_Task directions:_
Lines that include the word "Nome" are the ones to copy.

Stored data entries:
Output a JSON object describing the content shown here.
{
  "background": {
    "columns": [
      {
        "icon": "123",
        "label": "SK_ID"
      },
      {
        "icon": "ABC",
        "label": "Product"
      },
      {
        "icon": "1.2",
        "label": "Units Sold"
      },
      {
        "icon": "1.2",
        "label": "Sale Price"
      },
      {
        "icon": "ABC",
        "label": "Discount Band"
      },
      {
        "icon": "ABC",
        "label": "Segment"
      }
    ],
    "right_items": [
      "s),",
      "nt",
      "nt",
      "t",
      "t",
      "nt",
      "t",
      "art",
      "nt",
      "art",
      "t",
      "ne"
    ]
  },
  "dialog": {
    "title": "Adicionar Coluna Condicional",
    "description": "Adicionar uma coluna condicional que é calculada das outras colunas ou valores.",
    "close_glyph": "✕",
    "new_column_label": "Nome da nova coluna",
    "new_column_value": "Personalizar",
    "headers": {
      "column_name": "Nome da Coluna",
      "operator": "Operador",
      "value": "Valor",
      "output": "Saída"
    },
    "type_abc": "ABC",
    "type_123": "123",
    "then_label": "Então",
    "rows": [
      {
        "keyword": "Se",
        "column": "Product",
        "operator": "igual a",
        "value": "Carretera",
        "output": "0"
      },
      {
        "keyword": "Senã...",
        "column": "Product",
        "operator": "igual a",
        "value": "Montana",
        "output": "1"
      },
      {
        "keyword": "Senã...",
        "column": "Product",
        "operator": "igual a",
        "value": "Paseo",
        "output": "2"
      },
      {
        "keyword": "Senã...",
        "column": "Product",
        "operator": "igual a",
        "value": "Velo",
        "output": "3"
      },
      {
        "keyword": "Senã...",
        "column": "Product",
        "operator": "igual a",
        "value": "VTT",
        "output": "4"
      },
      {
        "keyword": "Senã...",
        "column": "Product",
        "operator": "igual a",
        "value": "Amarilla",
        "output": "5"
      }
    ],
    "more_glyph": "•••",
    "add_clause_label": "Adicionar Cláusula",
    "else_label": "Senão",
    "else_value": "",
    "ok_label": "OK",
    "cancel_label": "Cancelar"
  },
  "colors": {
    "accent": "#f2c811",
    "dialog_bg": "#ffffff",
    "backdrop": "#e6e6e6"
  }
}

_Task result:_
    "new_column_label": "Nome da nova coluna",
      "column_name": "Nome da Coluna",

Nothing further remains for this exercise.